Provide the records once more, identical to the original.

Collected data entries
** start **

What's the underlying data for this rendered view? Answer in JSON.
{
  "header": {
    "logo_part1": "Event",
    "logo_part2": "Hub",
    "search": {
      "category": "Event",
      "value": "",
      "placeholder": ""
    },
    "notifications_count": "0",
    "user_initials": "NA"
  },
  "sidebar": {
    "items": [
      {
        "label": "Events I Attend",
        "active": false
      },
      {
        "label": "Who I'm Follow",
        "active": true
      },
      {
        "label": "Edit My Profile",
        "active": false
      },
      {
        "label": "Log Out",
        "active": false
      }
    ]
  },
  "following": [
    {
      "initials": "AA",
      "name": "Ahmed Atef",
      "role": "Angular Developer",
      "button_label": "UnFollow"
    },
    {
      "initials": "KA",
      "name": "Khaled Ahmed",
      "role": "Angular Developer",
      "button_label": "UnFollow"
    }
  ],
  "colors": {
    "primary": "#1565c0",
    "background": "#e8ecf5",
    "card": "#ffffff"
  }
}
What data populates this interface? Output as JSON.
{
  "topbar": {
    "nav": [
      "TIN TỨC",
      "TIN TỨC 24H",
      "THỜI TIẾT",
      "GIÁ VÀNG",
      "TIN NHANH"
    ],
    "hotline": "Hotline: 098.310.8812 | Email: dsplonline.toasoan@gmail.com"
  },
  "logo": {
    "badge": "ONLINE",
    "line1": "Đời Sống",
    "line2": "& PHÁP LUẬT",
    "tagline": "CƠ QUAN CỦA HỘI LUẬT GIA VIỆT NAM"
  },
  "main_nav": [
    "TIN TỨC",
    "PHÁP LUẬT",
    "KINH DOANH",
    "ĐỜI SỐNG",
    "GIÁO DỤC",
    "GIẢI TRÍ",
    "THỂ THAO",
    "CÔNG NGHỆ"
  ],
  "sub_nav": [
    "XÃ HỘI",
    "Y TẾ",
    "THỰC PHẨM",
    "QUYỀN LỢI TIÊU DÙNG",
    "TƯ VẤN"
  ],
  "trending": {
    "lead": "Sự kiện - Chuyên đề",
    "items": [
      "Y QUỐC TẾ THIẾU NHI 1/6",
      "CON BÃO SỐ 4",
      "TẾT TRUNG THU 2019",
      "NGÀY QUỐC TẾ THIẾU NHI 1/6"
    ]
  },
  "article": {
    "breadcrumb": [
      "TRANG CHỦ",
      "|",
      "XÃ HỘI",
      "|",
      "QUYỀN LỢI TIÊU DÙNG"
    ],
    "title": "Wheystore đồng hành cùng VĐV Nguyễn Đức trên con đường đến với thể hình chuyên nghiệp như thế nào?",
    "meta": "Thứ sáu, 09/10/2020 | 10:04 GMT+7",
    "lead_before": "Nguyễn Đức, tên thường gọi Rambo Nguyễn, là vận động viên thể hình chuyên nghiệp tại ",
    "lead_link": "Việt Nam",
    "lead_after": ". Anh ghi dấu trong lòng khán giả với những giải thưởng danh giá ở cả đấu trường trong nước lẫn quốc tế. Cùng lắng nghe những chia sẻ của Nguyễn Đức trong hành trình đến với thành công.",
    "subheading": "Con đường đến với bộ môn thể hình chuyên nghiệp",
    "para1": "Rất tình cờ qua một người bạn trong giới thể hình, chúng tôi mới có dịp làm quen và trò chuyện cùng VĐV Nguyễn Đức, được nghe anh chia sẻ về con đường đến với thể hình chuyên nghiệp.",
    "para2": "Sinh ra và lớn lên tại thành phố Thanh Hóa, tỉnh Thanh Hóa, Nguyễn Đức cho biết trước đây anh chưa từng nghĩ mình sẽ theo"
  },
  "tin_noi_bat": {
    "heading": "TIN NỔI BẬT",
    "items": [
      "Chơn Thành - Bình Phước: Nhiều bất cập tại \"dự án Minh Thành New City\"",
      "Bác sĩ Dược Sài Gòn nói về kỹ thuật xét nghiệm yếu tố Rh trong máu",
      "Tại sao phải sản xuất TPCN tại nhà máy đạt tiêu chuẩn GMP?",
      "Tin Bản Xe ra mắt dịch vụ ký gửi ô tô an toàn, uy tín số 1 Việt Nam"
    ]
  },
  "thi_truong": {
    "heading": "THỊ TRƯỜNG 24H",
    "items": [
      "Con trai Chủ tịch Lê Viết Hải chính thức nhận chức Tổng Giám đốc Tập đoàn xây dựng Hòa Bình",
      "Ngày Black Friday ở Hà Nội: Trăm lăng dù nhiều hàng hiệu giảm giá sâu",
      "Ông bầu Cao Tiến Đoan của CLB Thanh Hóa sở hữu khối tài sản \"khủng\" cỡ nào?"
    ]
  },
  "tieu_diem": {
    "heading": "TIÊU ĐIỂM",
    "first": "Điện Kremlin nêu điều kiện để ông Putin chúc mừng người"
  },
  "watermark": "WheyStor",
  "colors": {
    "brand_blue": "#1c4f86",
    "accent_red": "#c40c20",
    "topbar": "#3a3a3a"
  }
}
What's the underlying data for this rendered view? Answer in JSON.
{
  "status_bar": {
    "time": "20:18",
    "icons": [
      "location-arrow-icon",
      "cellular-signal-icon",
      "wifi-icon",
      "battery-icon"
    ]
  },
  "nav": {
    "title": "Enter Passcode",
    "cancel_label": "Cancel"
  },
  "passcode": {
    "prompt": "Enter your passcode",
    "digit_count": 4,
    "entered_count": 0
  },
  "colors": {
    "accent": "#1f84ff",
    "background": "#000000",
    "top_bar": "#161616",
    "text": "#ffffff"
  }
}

** end **

* **The reply**:
What's the underlying data for this rendered view? Answer in JSON.
{
  "header": {
    "logo_part1": "Event",
    "logo_part2": "Hub",
    "search": {
      "category": "Event",
      "value": "",
      "placeholder": ""
    },
    "notifications_count": "0",
    "user_initials": "NA"
  },
  "sidebar": {
    "items": [
      {
        "label": "Events I Attend",
        "active": false
      },
      {
        "label": "Who I'm Follow",
        "active": true
      },
      {
        "label": "Edit My Profile",
        "active": false
      },
      {
        "label": "Log Out",
        "active": false
      }
    ]
  },
  "following": [
    {
      "initials": "AA",
      "name": "Ahmed Atef",
      "role": "Angular Developer",
      "button_label": "UnFollow"
    },
    {
      "initials": "KA",
      "name": "Khaled Ahmed",
      "role": "Angular Developer",
      "button_label": "UnFollow"
    }
  ],
  "colors": {
    "primary": "#1565c0",
    "background": "#e8ecf5",
    "card": "#ffffff"
  }
}
What data populates this interface? Output as JSON.
{
  "topbar": {
    "nav": [
      "TIN TỨC",
      "TIN TỨC 24H",
      "THỜI TIẾT",
      "GIÁ VÀNG",
      "TIN NHANH"
    ],
    "hotline": "Hotline: 098.310.8812 | Email: dsplonline.toasoan@gmail.com"
  },
  "logo": {
    "badge": "ONLINE",
    "line1": "Đời Sống",
    "line2": "& PHÁP LUẬT",
    "tagline": "CƠ QUAN CỦA HỘI LUẬT GIA VIỆT NAM"
  },
  "main_nav": [
    "TIN TỨC",
    "PHÁP LUẬT",
    "KINH DOANH",
    "ĐỜI SỐNG",
    "GIÁO DỤC",
    "GIẢI TRÍ",
    "THỂ THAO",
    "CÔNG NGHỆ"
  ],
  "sub_nav": [
    "XÃ HỘI",
    "Y TẾ",
    "THỰC PHẨM",
    "QUYỀN LỢI TIÊU DÙNG",
    "TƯ VẤN"
  ],
  "trending": {
    "lead": "Sự kiện - Chuyên đề",
    "items": [
      "Y QUỐC TẾ THIẾU NHI 1/6",
      "CON BÃO SỐ 4",
      "TẾT TRUNG THU 2019",
      "NGÀY QUỐC TẾ THIẾU NHI 1/6"
    ]
  },
  "article": {
    "breadcrumb": [
      "TRANG CHỦ",
      "|",
      "XÃ HỘI",
      "|",
      "QUYỀN LỢI TIÊU DÙNG"
    ],
    "title": "Wheystore đồng hành cùng VĐV Nguyễn Đức trên con đường đến với thể hình chuyên nghiệp như thế nào?",
    "meta": "Thứ sáu, 09/10/2020 | 10:04 GMT+7",
    "lead_before": "Nguyễn Đức, tên thường gọi Rambo Nguyễn, là vận động viên thể hình chuyên nghiệp tại ",
    "lead_link": "Việt Nam",
    "lead_after": ". Anh ghi dấu trong lòng khán giả với những giải thưởng danh giá ở cả đấu trường trong nước lẫn quốc tế. Cùng lắng nghe những chia sẻ của Nguyễn Đức trong hành trình đến với thành công.",
    "subheading": "Con đường đến với bộ môn thể hình chuyên nghiệp",
    "para1": "Rất tình cờ qua một người bạn trong giới thể hình, chúng tôi mới có dịp làm quen và trò chuyện cùng VĐV Nguyễn Đức, được nghe anh chia sẻ về con đường đến với thể hình chuyên nghiệp.",
    "para2": "Sinh ra và lớn lên tại thành phố Thanh Hóa, tỉnh Thanh Hóa, Nguyễn Đức cho biết trước đây anh chưa từng nghĩ mình sẽ theo"
  },
  "tin_noi_bat": {
    "heading": "TIN NỔI BẬT",
    "items": [
      "Chơn Thành - Bình Phước: Nhiều bất cập tại \"dự án Minh Thành New City\"",
      "Bác sĩ Dược Sài Gòn nói về kỹ thuật xét nghiệm yếu tố Rh trong máu",
      "Tại sao phải sản xuất TPCN tại nhà máy đạt tiêu chuẩn GMP?",
      "Tin Bản Xe ra mắt dịch vụ ký gửi ô tô an toàn, uy tín số 1 Việt Nam"
    ]
  },
  "thi_truong": {
    "heading": "THỊ TRƯỜNG 24H",
    "items": [
      "Con trai Chủ tịch Lê Viết Hải chính thức nhận chức Tổng Giám đốc Tập đoàn xây dựng Hòa Bình",
      "Ngày Black Friday ở Hà Nội: Trăm lăng dù nhiều hàng hiệu giảm giá sâu",
      "Ông bầu Cao Tiến Đoan của CLB Thanh Hóa sở hữu khối tài sản \"khủng\" cỡ nào?"
    ]
  },
  "tieu_diem": {
    "heading": "TIÊU ĐIỂM",
    "first": "Điện Kremlin nêu điều kiện để ông Putin chúc mừng người"
  },
  "watermark": "WheyStor",
  "colors": {
    "brand_blue": "#1c4f86",
    "accent_red": "#c40c20",
    "topbar": "#3a3a3a"
  }
}
What's the underlying data for this rendered view? Answer in JSON.
{
  "status_bar": {
    "time": "20:18",
    "icons": [
      "location-arrow-icon",
      "cellular-signal-icon",
      "wifi-icon",
      "battery-icon"
    ]
  },
  "nav": {
    "title": "Enter Passcode",
    "cancel_label": "Cancel"
  },
  "passcode": {
    "prompt": "Enter your passcode",
    "digit_count": 4,
    "entered_count": 0
  },
  "colors": {
    "accent": "#1f84ff",
    "background": "#000000",
    "top_bar": "#161616",
    "text": "#ffffff"
  }
}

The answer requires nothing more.